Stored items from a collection

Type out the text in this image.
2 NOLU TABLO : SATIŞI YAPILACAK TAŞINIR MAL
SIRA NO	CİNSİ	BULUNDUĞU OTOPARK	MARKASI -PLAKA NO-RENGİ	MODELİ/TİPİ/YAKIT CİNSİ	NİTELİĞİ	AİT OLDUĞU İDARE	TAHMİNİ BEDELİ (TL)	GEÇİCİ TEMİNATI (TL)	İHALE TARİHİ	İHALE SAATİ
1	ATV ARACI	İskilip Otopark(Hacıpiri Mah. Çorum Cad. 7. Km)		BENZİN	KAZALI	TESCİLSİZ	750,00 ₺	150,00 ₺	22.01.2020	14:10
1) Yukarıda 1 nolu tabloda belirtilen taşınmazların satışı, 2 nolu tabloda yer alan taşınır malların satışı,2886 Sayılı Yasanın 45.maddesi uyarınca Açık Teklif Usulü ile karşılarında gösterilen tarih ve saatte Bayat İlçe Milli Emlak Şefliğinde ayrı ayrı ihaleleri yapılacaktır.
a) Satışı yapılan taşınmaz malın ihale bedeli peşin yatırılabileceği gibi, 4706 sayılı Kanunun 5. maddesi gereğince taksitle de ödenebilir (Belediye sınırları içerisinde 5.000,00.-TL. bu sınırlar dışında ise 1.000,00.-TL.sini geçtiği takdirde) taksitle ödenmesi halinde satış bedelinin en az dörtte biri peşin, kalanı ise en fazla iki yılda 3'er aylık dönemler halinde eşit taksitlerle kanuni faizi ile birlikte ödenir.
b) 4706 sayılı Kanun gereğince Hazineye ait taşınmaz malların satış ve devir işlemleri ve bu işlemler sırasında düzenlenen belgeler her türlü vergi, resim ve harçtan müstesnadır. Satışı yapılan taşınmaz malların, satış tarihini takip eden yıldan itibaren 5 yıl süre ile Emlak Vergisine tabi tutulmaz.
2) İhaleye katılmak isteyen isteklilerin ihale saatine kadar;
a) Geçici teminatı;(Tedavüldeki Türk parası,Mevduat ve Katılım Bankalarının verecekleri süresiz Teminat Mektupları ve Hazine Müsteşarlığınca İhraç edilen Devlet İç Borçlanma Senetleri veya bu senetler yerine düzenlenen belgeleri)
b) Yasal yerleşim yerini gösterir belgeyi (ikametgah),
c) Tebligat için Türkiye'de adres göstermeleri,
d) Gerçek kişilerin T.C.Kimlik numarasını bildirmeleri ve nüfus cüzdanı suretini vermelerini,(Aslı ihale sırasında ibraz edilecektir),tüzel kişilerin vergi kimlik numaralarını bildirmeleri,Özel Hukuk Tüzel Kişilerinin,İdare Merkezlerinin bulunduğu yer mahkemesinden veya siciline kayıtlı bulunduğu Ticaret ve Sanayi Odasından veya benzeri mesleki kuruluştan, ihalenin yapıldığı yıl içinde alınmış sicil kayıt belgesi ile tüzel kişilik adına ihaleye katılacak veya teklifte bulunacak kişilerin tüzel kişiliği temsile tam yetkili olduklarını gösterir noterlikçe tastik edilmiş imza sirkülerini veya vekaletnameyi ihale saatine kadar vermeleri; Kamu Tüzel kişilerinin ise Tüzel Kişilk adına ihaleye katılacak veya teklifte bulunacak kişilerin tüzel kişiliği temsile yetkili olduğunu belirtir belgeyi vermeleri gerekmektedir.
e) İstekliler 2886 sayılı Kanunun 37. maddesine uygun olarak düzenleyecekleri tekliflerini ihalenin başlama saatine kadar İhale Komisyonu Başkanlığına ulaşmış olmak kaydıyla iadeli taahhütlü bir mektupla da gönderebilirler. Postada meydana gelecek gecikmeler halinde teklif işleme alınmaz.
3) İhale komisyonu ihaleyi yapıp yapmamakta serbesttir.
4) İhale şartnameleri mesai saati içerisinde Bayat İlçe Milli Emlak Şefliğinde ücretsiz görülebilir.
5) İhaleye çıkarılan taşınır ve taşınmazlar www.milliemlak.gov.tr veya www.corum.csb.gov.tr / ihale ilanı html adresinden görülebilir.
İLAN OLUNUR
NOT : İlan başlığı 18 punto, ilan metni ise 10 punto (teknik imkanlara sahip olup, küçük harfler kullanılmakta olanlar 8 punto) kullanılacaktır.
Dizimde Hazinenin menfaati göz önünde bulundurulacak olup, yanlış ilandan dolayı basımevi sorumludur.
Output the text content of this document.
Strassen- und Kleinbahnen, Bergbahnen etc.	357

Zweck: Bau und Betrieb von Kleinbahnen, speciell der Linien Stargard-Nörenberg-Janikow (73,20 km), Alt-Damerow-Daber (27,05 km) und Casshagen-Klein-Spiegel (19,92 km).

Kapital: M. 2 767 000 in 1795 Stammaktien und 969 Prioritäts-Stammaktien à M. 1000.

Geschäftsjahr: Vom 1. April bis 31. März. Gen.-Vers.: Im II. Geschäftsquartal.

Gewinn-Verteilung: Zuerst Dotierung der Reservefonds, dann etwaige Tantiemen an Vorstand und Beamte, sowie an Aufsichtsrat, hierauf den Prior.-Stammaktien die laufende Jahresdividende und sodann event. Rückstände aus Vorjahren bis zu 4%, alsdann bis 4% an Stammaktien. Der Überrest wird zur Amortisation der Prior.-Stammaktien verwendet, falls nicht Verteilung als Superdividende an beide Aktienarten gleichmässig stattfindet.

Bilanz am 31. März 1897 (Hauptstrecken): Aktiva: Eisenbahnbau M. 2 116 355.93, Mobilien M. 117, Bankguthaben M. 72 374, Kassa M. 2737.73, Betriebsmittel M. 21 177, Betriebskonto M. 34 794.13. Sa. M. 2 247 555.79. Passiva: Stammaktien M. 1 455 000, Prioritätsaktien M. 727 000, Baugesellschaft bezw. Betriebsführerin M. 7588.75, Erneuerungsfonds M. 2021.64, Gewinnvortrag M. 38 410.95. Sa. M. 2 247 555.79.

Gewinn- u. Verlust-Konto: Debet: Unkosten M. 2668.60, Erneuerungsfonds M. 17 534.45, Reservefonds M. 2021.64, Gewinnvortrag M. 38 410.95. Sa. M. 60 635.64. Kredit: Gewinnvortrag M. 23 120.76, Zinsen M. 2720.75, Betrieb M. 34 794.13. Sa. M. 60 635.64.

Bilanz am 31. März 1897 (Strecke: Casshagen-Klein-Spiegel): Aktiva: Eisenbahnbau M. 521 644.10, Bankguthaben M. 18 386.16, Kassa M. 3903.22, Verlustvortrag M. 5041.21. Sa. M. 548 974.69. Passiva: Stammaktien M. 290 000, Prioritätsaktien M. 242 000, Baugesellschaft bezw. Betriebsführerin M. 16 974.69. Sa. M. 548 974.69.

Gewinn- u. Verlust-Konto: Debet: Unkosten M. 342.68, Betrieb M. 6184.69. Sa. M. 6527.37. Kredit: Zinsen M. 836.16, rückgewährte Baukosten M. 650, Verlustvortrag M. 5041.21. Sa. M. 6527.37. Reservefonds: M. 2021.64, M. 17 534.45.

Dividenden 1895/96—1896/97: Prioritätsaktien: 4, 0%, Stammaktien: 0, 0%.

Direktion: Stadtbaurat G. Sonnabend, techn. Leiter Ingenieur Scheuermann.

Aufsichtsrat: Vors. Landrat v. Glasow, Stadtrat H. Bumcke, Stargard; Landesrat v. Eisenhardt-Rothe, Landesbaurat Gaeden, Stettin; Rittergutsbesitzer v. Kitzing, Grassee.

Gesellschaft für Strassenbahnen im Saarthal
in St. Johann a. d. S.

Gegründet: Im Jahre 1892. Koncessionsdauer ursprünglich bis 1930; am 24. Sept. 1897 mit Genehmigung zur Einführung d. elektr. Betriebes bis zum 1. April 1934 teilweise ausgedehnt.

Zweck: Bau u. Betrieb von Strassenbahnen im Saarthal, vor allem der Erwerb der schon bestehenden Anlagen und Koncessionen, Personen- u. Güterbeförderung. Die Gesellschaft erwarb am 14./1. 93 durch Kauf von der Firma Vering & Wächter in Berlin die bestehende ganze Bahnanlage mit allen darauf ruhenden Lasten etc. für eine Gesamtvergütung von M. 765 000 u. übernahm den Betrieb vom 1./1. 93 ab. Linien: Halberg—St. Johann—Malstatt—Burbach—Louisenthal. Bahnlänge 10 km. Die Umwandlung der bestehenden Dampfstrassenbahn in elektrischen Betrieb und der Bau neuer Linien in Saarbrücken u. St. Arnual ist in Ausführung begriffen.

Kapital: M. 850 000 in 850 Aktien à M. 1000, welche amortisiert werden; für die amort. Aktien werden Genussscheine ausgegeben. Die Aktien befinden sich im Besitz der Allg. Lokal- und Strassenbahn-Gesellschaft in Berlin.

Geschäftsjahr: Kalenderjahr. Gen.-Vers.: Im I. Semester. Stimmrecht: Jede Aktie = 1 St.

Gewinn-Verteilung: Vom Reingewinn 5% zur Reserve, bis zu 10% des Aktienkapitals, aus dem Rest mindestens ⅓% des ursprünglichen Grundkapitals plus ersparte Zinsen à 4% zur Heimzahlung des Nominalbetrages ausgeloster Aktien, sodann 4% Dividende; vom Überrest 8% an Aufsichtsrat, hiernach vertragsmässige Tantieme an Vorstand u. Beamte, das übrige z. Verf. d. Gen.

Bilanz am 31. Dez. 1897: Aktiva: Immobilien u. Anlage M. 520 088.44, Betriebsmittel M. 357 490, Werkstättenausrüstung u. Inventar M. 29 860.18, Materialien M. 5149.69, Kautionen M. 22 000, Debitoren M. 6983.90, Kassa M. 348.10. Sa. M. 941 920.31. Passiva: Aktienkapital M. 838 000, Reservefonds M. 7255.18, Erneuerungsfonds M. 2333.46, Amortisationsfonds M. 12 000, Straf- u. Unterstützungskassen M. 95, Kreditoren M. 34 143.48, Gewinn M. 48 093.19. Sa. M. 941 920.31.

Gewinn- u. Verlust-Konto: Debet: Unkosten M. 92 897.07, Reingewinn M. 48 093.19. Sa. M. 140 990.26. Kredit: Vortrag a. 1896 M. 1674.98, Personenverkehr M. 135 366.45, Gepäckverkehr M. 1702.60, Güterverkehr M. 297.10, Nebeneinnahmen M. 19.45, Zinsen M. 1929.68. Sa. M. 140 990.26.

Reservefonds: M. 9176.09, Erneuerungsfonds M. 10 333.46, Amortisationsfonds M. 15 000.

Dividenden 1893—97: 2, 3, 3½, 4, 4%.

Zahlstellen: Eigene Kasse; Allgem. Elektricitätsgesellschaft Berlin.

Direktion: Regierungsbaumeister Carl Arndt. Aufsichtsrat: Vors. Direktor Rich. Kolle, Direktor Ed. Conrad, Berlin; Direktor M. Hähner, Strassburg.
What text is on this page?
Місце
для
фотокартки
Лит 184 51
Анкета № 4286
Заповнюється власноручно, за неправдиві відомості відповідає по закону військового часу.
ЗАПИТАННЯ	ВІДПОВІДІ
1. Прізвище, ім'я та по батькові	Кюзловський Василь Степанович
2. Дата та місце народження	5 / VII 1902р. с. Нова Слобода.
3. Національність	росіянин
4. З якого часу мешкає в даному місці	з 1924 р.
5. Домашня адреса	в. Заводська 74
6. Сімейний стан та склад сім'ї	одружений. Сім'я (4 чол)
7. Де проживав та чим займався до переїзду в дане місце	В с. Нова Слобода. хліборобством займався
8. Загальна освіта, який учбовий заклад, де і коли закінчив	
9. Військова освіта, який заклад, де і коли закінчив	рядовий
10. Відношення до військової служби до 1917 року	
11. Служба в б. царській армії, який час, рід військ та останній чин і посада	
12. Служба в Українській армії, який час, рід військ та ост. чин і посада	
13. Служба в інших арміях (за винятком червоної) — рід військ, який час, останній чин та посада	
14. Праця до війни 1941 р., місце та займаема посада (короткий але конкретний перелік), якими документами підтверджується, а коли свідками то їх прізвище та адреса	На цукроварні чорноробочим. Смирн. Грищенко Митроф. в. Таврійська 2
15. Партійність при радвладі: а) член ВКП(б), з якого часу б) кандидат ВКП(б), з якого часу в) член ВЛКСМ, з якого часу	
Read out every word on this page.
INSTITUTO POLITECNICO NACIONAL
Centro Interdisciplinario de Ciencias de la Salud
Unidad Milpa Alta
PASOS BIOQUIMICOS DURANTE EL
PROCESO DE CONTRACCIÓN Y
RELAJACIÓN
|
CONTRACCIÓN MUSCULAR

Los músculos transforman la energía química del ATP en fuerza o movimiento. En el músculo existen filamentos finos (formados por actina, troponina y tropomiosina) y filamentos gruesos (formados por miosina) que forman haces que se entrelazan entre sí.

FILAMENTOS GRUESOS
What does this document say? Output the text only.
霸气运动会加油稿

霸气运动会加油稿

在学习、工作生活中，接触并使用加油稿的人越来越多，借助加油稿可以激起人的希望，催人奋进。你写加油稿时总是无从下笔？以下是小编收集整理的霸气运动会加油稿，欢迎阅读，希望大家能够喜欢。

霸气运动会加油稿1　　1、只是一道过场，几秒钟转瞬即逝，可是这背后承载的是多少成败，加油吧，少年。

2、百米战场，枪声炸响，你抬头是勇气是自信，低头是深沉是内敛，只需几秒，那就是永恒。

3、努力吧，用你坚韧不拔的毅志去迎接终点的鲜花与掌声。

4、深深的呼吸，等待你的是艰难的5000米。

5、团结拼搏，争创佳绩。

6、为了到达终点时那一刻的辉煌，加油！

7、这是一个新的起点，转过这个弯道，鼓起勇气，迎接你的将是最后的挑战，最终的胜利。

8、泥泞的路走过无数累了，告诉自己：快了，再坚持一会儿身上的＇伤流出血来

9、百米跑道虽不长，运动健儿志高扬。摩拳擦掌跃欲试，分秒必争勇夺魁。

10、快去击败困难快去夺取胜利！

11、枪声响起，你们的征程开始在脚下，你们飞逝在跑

▶ _Direction_:
Copy all lines from the material that contain "İhaleye".

▶ _Reply to the task_:
2) İhaleye katılmak isteyen isteklilerin ihale saatine kadar;
5) İhaleye çıkarılan taşınır ve taşınmazlar www.milliemlak.gov.tr veya www.corum.csb.gov.tr / ihale ilanı html adresinden görülebilir.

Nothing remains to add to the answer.